━━ MATERIAL TO PROCESS ━━

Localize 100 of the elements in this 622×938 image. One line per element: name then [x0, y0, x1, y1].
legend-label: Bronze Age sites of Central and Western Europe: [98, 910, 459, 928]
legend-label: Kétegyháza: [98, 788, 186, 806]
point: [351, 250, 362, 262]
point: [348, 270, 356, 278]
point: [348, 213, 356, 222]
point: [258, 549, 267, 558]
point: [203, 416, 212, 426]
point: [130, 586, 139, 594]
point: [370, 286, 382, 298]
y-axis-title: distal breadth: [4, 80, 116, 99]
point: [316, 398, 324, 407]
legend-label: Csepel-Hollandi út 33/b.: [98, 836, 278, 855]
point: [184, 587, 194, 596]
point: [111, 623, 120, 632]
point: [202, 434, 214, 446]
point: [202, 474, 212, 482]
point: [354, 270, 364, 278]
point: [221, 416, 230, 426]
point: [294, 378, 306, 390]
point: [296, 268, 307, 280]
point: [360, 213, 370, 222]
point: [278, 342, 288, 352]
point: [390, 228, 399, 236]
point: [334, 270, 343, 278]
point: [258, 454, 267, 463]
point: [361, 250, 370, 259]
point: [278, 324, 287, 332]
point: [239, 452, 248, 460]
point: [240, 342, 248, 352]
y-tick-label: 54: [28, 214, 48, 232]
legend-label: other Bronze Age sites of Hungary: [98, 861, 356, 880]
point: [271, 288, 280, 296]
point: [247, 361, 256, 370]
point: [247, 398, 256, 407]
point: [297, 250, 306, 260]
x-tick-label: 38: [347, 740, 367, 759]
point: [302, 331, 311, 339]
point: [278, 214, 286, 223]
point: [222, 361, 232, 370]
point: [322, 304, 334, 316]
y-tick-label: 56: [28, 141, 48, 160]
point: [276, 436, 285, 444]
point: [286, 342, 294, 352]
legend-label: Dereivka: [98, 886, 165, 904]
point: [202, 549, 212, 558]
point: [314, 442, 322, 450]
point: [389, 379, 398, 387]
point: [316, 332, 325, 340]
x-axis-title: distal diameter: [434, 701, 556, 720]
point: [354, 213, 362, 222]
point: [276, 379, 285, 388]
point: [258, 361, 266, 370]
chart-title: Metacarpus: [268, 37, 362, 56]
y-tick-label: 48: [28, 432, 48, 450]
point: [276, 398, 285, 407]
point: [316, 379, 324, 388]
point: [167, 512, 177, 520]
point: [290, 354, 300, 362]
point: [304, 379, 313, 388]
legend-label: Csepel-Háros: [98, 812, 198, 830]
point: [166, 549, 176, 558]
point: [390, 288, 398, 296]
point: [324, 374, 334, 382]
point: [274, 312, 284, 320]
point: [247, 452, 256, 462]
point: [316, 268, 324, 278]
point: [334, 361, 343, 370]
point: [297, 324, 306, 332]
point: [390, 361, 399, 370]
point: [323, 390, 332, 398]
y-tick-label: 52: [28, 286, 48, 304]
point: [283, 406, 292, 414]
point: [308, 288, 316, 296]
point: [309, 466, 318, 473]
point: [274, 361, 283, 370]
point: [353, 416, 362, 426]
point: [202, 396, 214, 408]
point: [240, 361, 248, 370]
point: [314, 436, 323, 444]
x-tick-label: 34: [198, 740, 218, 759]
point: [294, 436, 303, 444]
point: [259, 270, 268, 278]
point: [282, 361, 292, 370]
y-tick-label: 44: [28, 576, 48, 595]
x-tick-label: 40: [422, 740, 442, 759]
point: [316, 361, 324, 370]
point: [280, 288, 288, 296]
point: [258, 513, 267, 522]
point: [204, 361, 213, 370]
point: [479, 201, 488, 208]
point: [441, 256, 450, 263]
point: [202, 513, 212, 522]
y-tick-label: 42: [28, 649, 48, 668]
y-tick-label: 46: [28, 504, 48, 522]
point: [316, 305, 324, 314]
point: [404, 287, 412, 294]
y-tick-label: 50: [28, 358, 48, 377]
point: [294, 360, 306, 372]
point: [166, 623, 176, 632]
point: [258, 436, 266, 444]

━━━

REQUIRED TASK:
Reproduce every item above word for word, one line at a time and in the same order.

FULL RESPONSE:
Localize 100 of the elements in this 622×938 image. One line per element: name then [x0, y0, x1, y1].
legend-label: Bronze Age sites of Central and Western Europe: [98, 910, 459, 928]
legend-label: Kétegyháza: [98, 788, 186, 806]
point: [351, 250, 362, 262]
point: [348, 270, 356, 278]
point: [348, 213, 356, 222]
point: [258, 549, 267, 558]
point: [203, 416, 212, 426]
point: [130, 586, 139, 594]
point: [370, 286, 382, 298]
y-axis-title: distal breadth: [4, 80, 116, 99]
point: [316, 398, 324, 407]
legend-label: Csepel-Hollandi út 33/b.: [98, 836, 278, 855]
point: [184, 587, 194, 596]
point: [111, 623, 120, 632]
point: [202, 434, 214, 446]
point: [202, 474, 212, 482]
point: [354, 270, 364, 278]
point: [221, 416, 230, 426]
point: [294, 378, 306, 390]
point: [296, 268, 307, 280]
point: [360, 213, 370, 222]
point: [278, 342, 288, 352]
point: [390, 228, 399, 236]
point: [334, 270, 343, 278]
point: [258, 454, 267, 463]
point: [361, 250, 370, 259]
point: [278, 324, 287, 332]
point: [239, 452, 248, 460]
point: [240, 342, 248, 352]
y-tick-label: 54: [28, 214, 48, 232]
legend-label: other Bronze Age sites of Hungary: [98, 861, 356, 880]
point: [271, 288, 280, 296]
point: [247, 361, 256, 370]
point: [247, 398, 256, 407]
point: [297, 250, 306, 260]
x-tick-label: 38: [347, 740, 367, 759]
point: [302, 331, 311, 339]
point: [278, 214, 286, 223]
point: [222, 361, 232, 370]
point: [322, 304, 334, 316]
y-tick-label: 56: [28, 141, 48, 160]
point: [276, 436, 285, 444]
point: [286, 342, 294, 352]
legend-label: Dereivka: [98, 886, 165, 904]
point: [202, 549, 212, 558]
point: [314, 442, 322, 450]
point: [389, 379, 398, 387]
point: [316, 332, 325, 340]
x-axis-title: distal diameter: [434, 701, 556, 720]
point: [354, 213, 362, 222]
point: [276, 379, 285, 388]
point: [258, 361, 266, 370]
chart-title: Metacarpus: [268, 37, 362, 56]
y-tick-label: 48: [28, 432, 48, 450]
point: [276, 398, 285, 407]
point: [316, 379, 324, 388]
point: [167, 512, 177, 520]
point: [290, 354, 300, 362]
point: [304, 379, 313, 388]
legend-label: Csepel-Háros: [98, 812, 198, 830]
point: [166, 549, 176, 558]
point: [390, 288, 398, 296]
point: [324, 374, 334, 382]
point: [274, 312, 284, 320]
point: [247, 452, 256, 462]
point: [316, 268, 324, 278]
point: [334, 361, 343, 370]
point: [297, 324, 306, 332]
point: [390, 361, 399, 370]
point: [323, 390, 332, 398]
y-tick-label: 52: [28, 286, 48, 304]
point: [283, 406, 292, 414]
point: [308, 288, 316, 296]
point: [309, 466, 318, 473]
point: [274, 361, 283, 370]
point: [353, 416, 362, 426]
point: [202, 396, 214, 408]
point: [240, 361, 248, 370]
point: [314, 436, 323, 444]
x-tick-label: 34: [198, 740, 218, 759]
point: [294, 436, 303, 444]
point: [259, 270, 268, 278]
point: [282, 361, 292, 370]
y-tick-label: 44: [28, 576, 48, 595]
x-tick-label: 40: [422, 740, 442, 759]
point: [316, 361, 324, 370]
point: [280, 288, 288, 296]
point: [258, 513, 267, 522]
point: [204, 361, 213, 370]
point: [479, 201, 488, 208]
point: [441, 256, 450, 263]
point: [202, 513, 212, 522]
y-tick-label: 42: [28, 649, 48, 668]
y-tick-label: 46: [28, 504, 48, 522]
point: [316, 305, 324, 314]
point: [404, 287, 412, 294]
y-tick-label: 50: [28, 358, 48, 377]
point: [294, 360, 306, 372]
point: [166, 623, 176, 632]
point: [258, 436, 266, 444]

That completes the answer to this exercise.